** Start EXERCISE MATERIAL **

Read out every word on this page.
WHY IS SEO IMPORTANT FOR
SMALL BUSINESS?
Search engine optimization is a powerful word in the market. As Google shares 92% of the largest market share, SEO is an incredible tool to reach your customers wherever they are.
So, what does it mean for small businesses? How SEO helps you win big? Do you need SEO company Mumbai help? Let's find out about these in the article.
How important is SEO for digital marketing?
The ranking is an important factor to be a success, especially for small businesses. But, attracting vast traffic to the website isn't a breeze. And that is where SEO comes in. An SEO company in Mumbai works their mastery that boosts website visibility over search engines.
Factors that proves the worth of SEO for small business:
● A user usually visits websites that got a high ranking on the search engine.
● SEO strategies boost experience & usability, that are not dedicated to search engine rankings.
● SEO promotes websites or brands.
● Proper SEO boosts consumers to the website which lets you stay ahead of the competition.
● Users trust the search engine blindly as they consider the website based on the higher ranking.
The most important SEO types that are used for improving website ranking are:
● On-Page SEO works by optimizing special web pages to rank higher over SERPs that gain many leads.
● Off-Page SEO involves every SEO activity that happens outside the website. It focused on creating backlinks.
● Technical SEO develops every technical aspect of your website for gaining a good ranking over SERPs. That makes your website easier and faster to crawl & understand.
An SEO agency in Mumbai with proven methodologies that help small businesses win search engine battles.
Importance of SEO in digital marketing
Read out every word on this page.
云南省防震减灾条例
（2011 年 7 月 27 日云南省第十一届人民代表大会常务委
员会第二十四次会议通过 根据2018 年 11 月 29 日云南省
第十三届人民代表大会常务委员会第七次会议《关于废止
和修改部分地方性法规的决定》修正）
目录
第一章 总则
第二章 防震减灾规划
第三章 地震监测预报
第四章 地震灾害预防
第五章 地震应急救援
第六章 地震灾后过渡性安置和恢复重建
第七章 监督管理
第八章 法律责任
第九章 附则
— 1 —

** End EXERCISE MATERIAL **

# REQUIRED WORK
Pick out every line above that holds the word "marketing" and copy it.

# ANSWER TO THIS TASK
How important is SEO for digital marketing?
Importance of SEO in digital marketing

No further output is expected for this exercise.